§ What to do
In how many lines of the records does the word "paradigms" appear? Reply with the number and nothing else.

(Data records)
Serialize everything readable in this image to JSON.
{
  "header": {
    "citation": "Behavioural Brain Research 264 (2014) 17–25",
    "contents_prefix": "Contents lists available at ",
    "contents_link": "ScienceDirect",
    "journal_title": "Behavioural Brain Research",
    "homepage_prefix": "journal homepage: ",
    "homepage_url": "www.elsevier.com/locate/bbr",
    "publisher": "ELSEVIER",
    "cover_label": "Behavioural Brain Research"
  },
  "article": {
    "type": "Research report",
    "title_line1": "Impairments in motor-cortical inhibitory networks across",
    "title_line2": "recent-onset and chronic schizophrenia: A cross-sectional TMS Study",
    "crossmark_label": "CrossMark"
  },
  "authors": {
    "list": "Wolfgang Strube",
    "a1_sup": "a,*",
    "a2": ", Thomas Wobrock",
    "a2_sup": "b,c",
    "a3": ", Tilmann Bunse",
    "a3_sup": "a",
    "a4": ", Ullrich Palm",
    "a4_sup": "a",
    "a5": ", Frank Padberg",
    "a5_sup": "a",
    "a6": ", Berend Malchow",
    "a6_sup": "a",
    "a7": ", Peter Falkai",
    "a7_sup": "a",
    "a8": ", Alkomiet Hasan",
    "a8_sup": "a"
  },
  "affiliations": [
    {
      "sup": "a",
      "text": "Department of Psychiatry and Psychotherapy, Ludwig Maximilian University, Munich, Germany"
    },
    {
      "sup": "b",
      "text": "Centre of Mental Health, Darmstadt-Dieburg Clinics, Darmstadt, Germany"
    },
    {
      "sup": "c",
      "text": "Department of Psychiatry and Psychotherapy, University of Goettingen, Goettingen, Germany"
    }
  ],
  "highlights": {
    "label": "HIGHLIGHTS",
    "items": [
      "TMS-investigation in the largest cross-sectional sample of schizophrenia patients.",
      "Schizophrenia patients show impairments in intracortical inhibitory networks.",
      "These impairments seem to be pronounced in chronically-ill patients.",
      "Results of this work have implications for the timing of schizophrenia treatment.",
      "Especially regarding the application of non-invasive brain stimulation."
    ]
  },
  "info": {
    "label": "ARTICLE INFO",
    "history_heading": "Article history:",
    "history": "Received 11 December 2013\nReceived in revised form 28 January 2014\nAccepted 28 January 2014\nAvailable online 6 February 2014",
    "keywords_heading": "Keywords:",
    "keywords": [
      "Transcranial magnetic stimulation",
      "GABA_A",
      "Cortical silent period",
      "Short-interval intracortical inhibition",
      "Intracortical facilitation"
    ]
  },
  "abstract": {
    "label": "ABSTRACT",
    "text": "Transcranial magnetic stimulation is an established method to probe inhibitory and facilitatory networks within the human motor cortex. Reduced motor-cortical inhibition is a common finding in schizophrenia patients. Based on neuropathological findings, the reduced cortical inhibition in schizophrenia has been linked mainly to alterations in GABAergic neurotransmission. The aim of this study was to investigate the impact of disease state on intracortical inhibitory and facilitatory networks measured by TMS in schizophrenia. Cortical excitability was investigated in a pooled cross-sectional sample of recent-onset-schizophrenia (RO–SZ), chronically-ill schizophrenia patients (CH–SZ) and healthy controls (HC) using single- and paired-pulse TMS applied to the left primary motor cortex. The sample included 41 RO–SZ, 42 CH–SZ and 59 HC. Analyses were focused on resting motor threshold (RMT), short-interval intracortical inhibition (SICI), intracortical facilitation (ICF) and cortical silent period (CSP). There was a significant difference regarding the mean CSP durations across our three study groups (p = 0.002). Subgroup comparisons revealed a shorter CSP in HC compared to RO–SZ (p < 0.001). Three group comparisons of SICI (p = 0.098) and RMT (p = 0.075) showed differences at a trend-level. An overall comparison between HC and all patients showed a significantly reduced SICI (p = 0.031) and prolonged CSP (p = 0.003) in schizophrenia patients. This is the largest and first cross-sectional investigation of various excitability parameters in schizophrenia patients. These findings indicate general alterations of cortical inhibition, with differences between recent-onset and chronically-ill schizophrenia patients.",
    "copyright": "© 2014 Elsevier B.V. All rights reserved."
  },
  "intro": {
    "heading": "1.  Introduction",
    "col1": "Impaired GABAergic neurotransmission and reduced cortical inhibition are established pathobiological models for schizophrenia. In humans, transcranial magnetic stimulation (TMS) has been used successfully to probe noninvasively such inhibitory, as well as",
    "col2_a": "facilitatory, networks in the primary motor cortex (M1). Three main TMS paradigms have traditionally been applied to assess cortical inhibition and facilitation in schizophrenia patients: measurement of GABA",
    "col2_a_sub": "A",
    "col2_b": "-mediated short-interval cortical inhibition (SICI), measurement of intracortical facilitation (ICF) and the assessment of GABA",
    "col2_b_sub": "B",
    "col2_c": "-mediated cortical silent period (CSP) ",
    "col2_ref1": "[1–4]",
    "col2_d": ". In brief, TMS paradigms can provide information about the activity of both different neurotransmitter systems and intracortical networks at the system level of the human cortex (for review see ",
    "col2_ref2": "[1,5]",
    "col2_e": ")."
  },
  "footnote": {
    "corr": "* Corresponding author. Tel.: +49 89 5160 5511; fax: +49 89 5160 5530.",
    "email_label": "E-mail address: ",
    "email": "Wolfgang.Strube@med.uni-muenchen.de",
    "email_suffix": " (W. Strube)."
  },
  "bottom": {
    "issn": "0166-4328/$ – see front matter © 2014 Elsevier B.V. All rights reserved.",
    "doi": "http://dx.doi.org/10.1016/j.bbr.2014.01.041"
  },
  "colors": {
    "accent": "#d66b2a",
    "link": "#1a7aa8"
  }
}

§ Solution to this exercise
2